Some records
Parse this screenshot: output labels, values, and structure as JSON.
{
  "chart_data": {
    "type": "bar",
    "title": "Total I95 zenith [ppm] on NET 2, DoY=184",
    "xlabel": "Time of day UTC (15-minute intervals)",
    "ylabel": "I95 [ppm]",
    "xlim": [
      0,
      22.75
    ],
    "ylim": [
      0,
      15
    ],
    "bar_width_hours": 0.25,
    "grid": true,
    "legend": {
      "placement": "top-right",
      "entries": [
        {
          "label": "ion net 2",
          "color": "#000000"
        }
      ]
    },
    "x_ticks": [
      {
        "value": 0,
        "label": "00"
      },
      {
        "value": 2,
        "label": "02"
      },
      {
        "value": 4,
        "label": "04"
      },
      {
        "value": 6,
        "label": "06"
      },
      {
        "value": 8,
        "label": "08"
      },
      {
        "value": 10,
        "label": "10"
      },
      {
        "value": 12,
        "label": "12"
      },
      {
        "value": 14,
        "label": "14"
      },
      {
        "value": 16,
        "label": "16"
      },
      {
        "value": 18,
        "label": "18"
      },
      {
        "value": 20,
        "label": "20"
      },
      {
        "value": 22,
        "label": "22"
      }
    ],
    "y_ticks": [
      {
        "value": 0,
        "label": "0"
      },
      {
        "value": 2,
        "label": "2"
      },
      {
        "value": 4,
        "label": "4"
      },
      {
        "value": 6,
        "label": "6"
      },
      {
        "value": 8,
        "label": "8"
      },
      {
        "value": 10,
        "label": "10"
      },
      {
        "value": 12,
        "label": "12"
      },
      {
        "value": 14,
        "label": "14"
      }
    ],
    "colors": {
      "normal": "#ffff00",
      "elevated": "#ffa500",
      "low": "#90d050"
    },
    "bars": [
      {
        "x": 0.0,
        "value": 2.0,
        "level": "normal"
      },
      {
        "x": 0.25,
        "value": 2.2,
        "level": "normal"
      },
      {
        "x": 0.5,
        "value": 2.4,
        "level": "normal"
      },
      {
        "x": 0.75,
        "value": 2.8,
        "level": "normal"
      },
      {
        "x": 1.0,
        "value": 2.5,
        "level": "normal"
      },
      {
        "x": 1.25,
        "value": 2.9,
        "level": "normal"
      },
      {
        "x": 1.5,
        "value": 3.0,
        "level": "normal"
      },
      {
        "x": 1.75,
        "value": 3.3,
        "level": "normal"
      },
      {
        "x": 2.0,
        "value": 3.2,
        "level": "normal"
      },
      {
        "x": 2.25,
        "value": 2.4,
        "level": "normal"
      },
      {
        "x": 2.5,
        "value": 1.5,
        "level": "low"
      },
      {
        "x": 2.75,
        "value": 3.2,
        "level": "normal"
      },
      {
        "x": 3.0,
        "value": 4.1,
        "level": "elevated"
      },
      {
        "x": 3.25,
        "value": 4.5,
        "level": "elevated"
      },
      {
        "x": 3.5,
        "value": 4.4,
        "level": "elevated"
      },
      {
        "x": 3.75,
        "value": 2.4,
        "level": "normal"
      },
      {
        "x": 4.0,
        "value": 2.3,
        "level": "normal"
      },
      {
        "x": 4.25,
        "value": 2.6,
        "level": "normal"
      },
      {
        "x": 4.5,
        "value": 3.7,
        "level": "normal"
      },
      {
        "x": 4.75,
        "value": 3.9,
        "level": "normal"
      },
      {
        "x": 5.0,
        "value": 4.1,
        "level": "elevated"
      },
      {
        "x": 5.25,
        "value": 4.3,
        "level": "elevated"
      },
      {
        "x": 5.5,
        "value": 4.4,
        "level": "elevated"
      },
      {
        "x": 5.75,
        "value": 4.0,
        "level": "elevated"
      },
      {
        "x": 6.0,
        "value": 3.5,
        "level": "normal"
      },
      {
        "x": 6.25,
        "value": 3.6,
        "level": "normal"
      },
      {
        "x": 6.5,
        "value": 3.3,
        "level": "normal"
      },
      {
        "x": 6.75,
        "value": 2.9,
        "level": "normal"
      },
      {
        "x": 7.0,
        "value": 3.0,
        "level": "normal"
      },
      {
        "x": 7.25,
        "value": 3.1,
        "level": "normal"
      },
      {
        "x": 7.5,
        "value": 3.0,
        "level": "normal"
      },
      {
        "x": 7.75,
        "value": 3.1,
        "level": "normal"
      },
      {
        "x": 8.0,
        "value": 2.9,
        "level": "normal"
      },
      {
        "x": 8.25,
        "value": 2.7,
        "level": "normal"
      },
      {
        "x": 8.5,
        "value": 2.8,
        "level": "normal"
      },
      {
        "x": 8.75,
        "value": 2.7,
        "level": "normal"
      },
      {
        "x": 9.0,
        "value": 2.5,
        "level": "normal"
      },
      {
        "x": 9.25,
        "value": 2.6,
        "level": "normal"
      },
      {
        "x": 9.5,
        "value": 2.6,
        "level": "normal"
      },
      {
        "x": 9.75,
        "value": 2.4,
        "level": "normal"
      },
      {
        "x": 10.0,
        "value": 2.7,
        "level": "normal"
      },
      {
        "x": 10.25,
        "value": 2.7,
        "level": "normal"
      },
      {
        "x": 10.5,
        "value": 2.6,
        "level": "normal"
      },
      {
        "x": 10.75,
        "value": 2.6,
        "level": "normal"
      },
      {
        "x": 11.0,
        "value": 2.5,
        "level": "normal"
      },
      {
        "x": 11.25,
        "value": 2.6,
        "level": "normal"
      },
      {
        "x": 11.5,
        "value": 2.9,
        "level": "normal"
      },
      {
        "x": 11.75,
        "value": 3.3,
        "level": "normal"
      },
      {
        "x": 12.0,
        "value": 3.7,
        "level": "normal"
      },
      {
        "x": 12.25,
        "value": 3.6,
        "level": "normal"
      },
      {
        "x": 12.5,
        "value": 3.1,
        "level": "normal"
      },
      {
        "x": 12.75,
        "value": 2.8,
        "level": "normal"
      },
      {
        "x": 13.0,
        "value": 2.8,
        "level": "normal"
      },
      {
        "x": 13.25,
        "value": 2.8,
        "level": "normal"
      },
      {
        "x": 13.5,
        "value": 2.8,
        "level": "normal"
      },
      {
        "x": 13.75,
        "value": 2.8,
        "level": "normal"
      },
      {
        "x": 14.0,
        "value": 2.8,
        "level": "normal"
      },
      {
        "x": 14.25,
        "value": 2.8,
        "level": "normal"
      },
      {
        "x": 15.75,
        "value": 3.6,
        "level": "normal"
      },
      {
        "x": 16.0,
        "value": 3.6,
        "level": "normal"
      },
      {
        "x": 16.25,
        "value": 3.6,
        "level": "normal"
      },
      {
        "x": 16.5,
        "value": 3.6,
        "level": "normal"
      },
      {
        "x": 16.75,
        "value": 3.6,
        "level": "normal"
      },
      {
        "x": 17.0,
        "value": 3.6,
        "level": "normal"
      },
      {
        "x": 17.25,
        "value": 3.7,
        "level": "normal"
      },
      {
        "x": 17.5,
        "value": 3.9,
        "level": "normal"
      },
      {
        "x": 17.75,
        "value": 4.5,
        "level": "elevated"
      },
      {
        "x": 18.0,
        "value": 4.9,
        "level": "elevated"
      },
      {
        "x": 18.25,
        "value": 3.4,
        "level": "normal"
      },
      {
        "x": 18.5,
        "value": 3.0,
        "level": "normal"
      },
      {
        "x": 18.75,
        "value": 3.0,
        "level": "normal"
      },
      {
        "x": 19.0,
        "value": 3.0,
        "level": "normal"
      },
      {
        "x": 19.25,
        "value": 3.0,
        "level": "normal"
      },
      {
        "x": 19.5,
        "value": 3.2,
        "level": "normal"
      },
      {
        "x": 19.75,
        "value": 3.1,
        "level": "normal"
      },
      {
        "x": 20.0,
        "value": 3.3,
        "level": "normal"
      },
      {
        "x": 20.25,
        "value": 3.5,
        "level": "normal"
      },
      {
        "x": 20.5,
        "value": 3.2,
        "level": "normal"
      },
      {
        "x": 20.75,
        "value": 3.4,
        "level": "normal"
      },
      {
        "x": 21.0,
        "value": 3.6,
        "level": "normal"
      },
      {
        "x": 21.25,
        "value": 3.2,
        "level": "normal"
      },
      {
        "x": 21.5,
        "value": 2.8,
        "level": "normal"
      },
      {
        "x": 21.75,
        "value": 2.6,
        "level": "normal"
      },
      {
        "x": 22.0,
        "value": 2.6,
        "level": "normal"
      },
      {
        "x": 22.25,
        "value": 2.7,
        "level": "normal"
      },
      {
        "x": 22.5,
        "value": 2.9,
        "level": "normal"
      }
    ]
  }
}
---
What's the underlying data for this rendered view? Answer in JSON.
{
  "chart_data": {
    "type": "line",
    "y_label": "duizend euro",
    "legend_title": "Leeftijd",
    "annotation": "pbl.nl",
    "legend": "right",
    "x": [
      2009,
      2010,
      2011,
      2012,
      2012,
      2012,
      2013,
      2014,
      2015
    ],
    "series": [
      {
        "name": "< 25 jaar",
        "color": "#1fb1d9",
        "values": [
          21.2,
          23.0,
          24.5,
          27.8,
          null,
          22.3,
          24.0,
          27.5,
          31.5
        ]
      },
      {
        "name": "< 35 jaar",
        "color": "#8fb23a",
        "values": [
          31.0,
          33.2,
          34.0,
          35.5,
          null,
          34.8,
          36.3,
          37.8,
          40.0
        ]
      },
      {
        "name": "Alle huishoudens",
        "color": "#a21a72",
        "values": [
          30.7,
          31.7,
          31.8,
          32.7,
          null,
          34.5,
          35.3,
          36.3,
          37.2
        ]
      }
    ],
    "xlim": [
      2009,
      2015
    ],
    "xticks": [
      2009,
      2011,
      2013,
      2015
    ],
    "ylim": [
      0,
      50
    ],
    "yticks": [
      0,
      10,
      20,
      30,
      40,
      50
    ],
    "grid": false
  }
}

## [What is asked]
Look through the records and gather every line containing "name".

## [Written solution]
        "name": "< 25 jaar",
        "name": "< 35 jaar",
        "name": "Alle huishoudens",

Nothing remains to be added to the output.